Items listed in a dataset
=-=-=
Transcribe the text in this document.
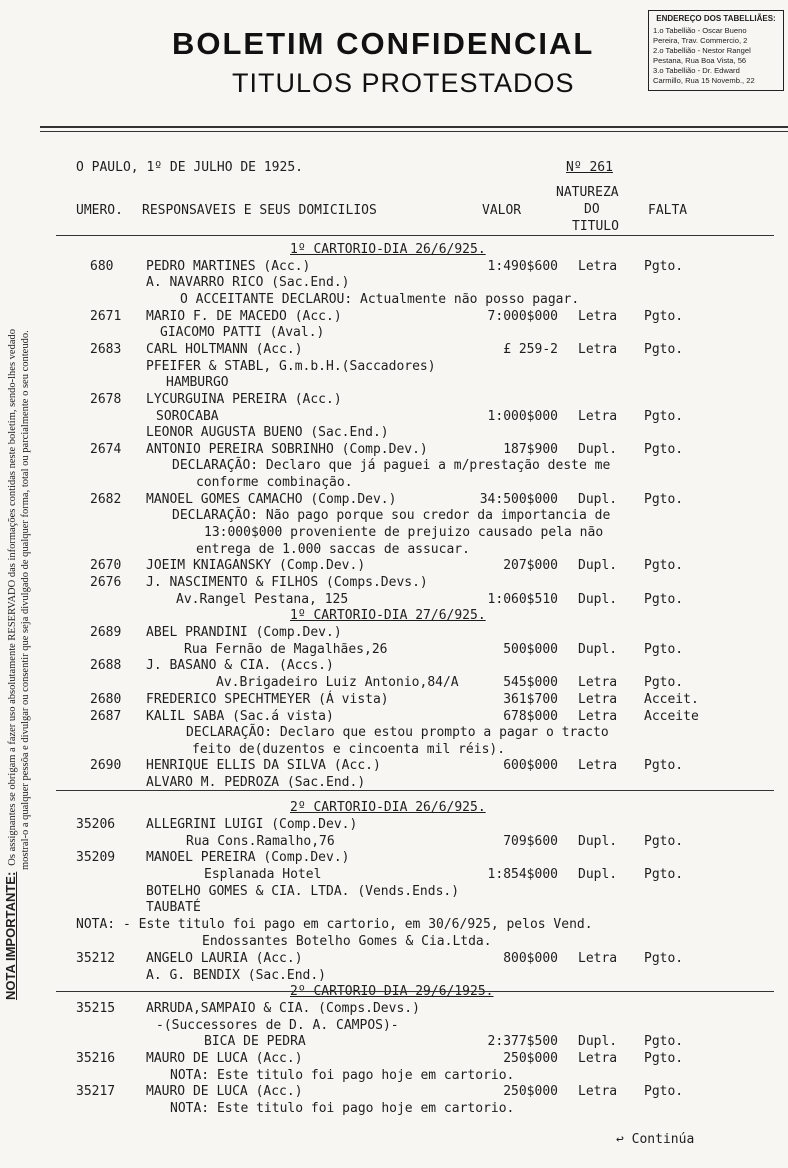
BOLETIM CONFIDENCIAL
TITULOS PROTESTADOS
ENDEREÇO DOS TABELLIÃES:
1.o Tabellião - Oscar Bueno
Pereira, Trav. Commercio, 2
2.o Tabellião - Nestor Rangel
Pestana, Rua Boa Vista, 56
3.o Tabellião - Dr. Edward
Carmillo, Rua 15 Novemb., 22
NOTA IMPORTANTE:Os assignantes se obrigam a fazer uso absolutamente RESERVADO das informações contidas neste boletim, sendo-lhes vedado mostral-o a qualquer pessôa e divulgar ou consentir que seja divulgado de qualquer forma, total ou parcialmente o seu conteudo.
O PAULO, 1º DE JULHO DE 1925.	Nº 261
UMERO. RESPONSAVEIS E SEUS DOMICILIOS	VALOR
NATUREZA
DO
TITULO
FALTA
1º CARTORIO-DIA 26/6/925.
680	PEDRO MARTINES (Acc.)	1:490$600 Letra Pgto.
A. NAVARRO RICO (Sac.End.)
O ACCEITANTE DECLAROU: Actualmente não posso pagar.
2671 MARIO F. DE MACEDO (Acc.)	7:000$000 Letra Pgto.
GIACOMO PATTI (Aval.)
2683 CARL HOLTMANN (Acc.)	£ 259-2 Letra Pgto.
PFEIFER & STABL, G.m.b.H.(Saccadores)
HAMBURGO
2678 LYCURGUINA PEREIRA (Acc.)
SOROCABA	1:000$000 Letra Pgto.
LEONOR AUGUSTA BUENO (Sac.End.)
2674 ANTONIO PEREIRA SOBRINHO (Comp.Dev.)	187$900 Dupl. Pgto.
DECLARAÇÃO: Declaro que já paguei a m/prestação deste me
conforme combinação.
2682 MANOEL GOMES CAMACHO (Comp.Dev.)	34:500$000 Dupl. Pgto.
DECLARAÇÃO: Não pago porque sou credor da importancia de
13:000$000 proveniente de prejuizo causado pela não
entrega de 1.000 saccas de assucar.
2670 JOEIM KNIAGANSKY (Comp.Dev.)	207$000 Dupl. Pgto.
2676 J. NASCIMENTO & FILHOS (Comps.Devs.)
Av.Rangel Pestana, 125	1:060$510 Dupl. Pgto.
1º CARTORIO-DIA 27/6/925.
2689 ABEL PRANDINI (Comp.Dev.)
Rua Fernão de Magalhães,26	500$000 Dupl. Pgto.
2688 J. BASANO & CIA. (Accs.)
Av.Brigadeiro Luiz Antonio,84/A	545$000 Letra Pgto.
2680 FREDERICO SPECHTMEYER (Á vista)	361$700 Letra Acceit.
2687 KALIL SABA (Sac.á vista)	678$000 Letra Acceite
DECLARAÇÃO: Declaro que estou prompto a pagar o tracto
feito de(duzentos e cincoenta mil réis).
2690 HENRIQUE ELLIS DA SILVA (Acc.)	600$000 Letra Pgto.
ALVARO M. PEDROZA (Sac.End.)
2º CARTORIO-DIA 26/6/925.
35206 ALLEGRINI LUIGI (Comp.Dev.)
Rua Cons.Ramalho,76	709$600 Dupl. Pgto.
35209 MANOEL PEREIRA (Comp.Dev.)
Esplanada Hotel	1:854$000 Dupl. Pgto.
BOTELHO GOMES & CIA. LTDA. (Vends.Ends.)
TAUBATÉ
NOTA: - Este titulo foi pago em cartorio, em 30/6/925, pelos Vend.
Endossantes Botelho Gomes & Cia.Ltda.
35212 ANGELO LAURIA (Acc.)	800$000 Letra Pgto.
A. G. BENDIX (Sac.End.)
2º CARTORIO-DIA 29/6/1925.
35215 ARRUDA,SAMPAIO & CIA. (Comps.Devs.)
-(Successores de D. A. CAMPOS)-
BICA DE PEDRA	2:377$500 Dupl. Pgto.
35216 MAURO DE LUCA (Acc.)	250$000 Letra Pgto.
NOTA: Este titulo foi pago hoje em cartorio.
35217 MAURO DE LUCA (Acc.)	250$000 Letra Pgto.
NOTA: Este titulo foi pago hoje em cartorio.
↩ Continúa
=-=-=
Give the data again exactly as written, with all pictures left out.

Transcribe the text in this document.
BOLETIM CONFIDENCIAL
TITULOS PROTESTADOS
ENDEREÇO DOS TABELLIÃES:
1.o Tabellião - Oscar Bueno
Pereira, Trav. Commercio, 2
2.o Tabellião - Nestor Rangel
Pestana, Rua Boa Vista, 56
3.o Tabellião - Dr. Edward
Carmillo, Rua 15 Novemb., 22
NOTA IMPORTANTE:Os assignantes se obrigam a fazer uso absolutamente RESERVADO das informações contidas neste boletim, sendo-lhes vedado mostral-o a qualquer pessôa e divulgar ou consentir que seja divulgado de qualquer forma, total ou parcialmente o seu conteudo.
O PAULO, 1º DE JULHO DE 1925.	Nº 261
UMERO. RESPONSAVEIS E SEUS DOMICILIOS	VALOR
NATUREZA
DO
TITULO
FALTA
1º CARTORIO-DIA 26/6/925.
680	PEDRO MARTINES (Acc.)	1:490$600 Letra Pgto.
A. NAVARRO RICO (Sac.End.)
O ACCEITANTE DECLAROU: Actualmente não posso pagar.
2671 MARIO F. DE MACEDO (Acc.)	7:000$000 Letra Pgto.
GIACOMO PATTI (Aval.)
2683 CARL HOLTMANN (Acc.)	£ 259-2 Letra Pgto.
PFEIFER & STABL, G.m.b.H.(Saccadores)
HAMBURGO
2678 LYCURGUINA PEREIRA (Acc.)
SOROCABA	1:000$000 Letra Pgto.
LEONOR AUGUSTA BUENO (Sac.End.)
2674 ANTONIO PEREIRA SOBRINHO (Comp.Dev.)	187$900 Dupl. Pgto.
DECLARAÇÃO: Declaro que já paguei a m/prestação deste me
conforme combinação.
2682 MANOEL GOMES CAMACHO (Comp.Dev.)	34:500$000 Dupl. Pgto.
DECLARAÇÃO: Não pago porque sou credor da importancia de
13:000$000 proveniente de prejuizo causado pela não
entrega de 1.000 saccas de assucar.
2670 JOEIM KNIAGANSKY (Comp.Dev.)	207$000 Dupl. Pgto.
2676 J. NASCIMENTO & FILHOS (Comps.Devs.)
Av.Rangel Pestana, 125	1:060$510 Dupl. Pgto.
1º CARTORIO-DIA 27/6/925.
2689 ABEL PRANDINI (Comp.Dev.)
Rua Fernão de Magalhães,26	500$000 Dupl. Pgto.
2688 J. BASANO & CIA. (Accs.)
Av.Brigadeiro Luiz Antonio,84/A	545$000 Letra Pgto.
2680 FREDERICO SPECHTMEYER (Á vista)	361$700 Letra Acceit.
2687 KALIL SABA (Sac.á vista)	678$000 Letra Acceite
DECLARAÇÃO: Declaro que estou prompto a pagar o tracto
feito de(duzentos e cincoenta mil réis).
2690 HENRIQUE ELLIS DA SILVA (Acc.)	600$000 Letra Pgto.
ALVARO M. PEDROZA (Sac.End.)
2º CARTORIO-DIA 26/6/925.
35206 ALLEGRINI LUIGI (Comp.Dev.)
Rua Cons.Ramalho,76	709$600 Dupl. Pgto.
35209 MANOEL PEREIRA (Comp.Dev.)
Esplanada Hotel	1:854$000 Dupl. Pgto.
BOTELHO GOMES & CIA. LTDA. (Vends.Ends.)
TAUBATÉ
NOTA: - Este titulo foi pago em cartorio, em 30/6/925, pelos Vend.
Endossantes Botelho Gomes & Cia.Ltda.
35212 ANGELO LAURIA (Acc.)	800$000 Letra Pgto.
A. G. BENDIX (Sac.End.)
2º CARTORIO-DIA 29/6/1925.
35215 ARRUDA,SAMPAIO & CIA. (Comps.Devs.)
-(Successores de D. A. CAMPOS)-
BICA DE PEDRA	2:377$500 Dupl. Pgto.
35216 MAURO DE LUCA (Acc.)	250$000 Letra Pgto.
NOTA: Este titulo foi pago hoje em cartorio.
35217 MAURO DE LUCA (Acc.)	250$000 Letra Pgto.
NOTA: Este titulo foi pago hoje em cartorio.
↩ Continúa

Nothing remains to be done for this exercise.